[Entries taken from a collection]
========================
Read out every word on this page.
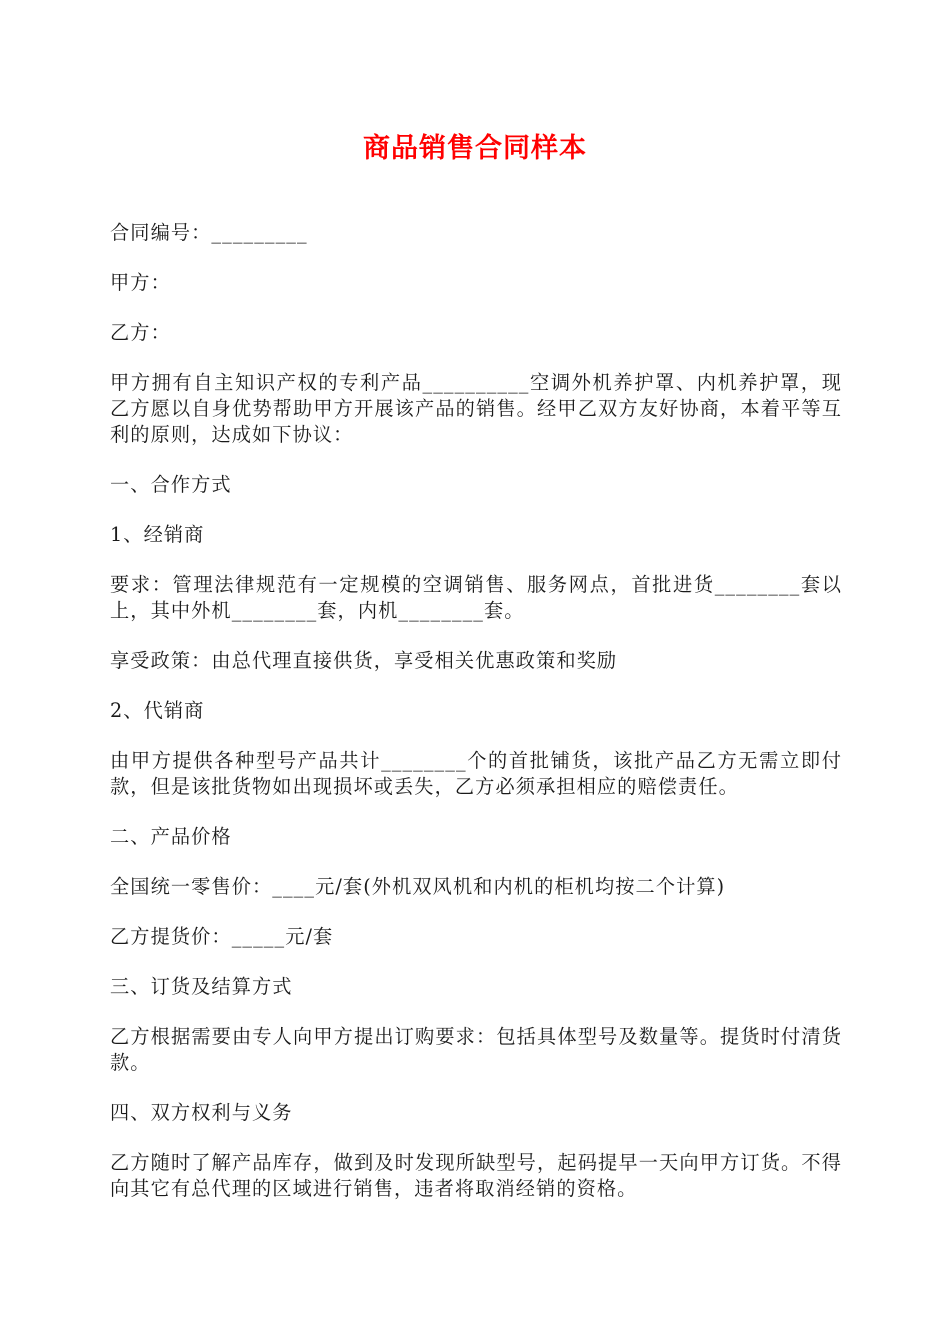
商品销售合同样本

合同编号：_________

甲方：

乙方：

甲方拥有自主知识产权的专利产品__________空调外机养护罩、内机养护罩，现乙方愿以自身优势帮助甲方开展该产品的销售。经甲乙双方友好协商，本着平等互利的原则，达成如下协议：

一、合作方式

1、经销商

要求：管理法律规范有一定规模的空调销售、服务网点，首批进货________套以上，其中外机________套，内机________套。

享受政策：由总代理直接供货，享受相关优惠政策和奖励

2、代销商

由甲方提供各种型号产品共计________个的首批铺货，该批产品乙方无需立即付款，但是该批货物如出现损坏或丢失，乙方必须承担相应的赔偿责任。

二、产品价格

全国统一零售价：____元/套(外机双风机和内机的柜机均按二个计算)

乙方提货价：_____元/套

三、订货及结算方式

乙方根据需要由专人向甲方提出订购要求：包括具体型号及数量等。提货时付清货款。

四、双方权利与义务

乙方随时了解产品库存，做到及时发现所缺型号，起码提早一天向甲方订货。不得向其它有总代理的区域进行销售，违者将取消经销的资格。
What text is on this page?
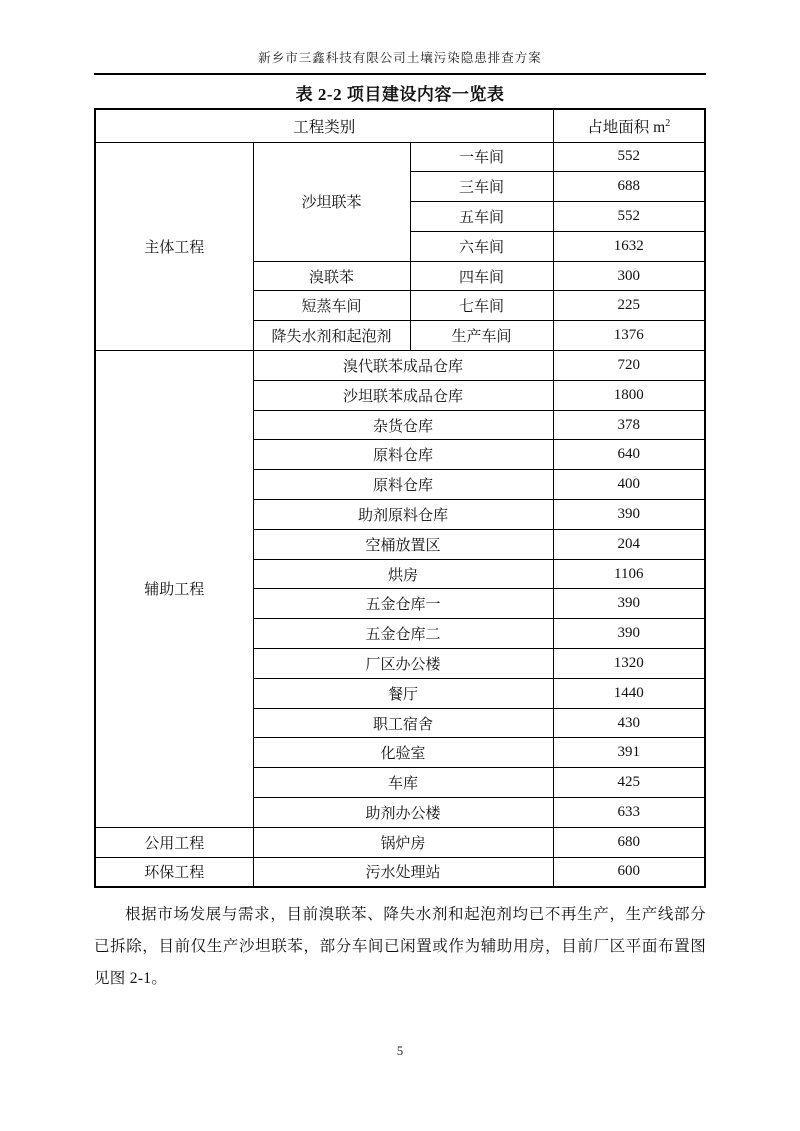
新乡市三鑫科技有限公司土壤污染隐患排查方案
表 2-2 项目建设内容一览表
工程类别			占地面积 $m^2$
主体工程	沙坦联苯	一车间	552
		三车间	688
		五车间	552
		六车间	1632
	溴联苯	四车间	300
	短蒸车间	七车间	225
	降失水剂和起泡剂	生产车间	1376
辅助工程	溴代联苯成品仓库		720
	沙坦联苯成品仓库		1800
	杂货仓库		378
	原料仓库		640
	原料仓库		400
	助剂原料仓库		390
	空桶放置区		204
	烘房		1106
	五金仓库一		390
	五金仓库二		390
	厂区办公楼		1320
	餐厅		1440
	职工宿舍		430
	化验室		391
	车库		425
	助剂办公楼		633
公用工程	锅炉房		680
环保工程	污水处理站		600

根据市场发展与需求，目前溴联苯、降失水剂和起泡剂均已不再生产，生产线部分已拆除，目前仅生产沙坦联苯，部分车间已闲置或作为辅助用房，目前厂区平面布置图见图 2-1。

5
========================
Of the lines above, how many hold the word "this"? Say the number alone.

2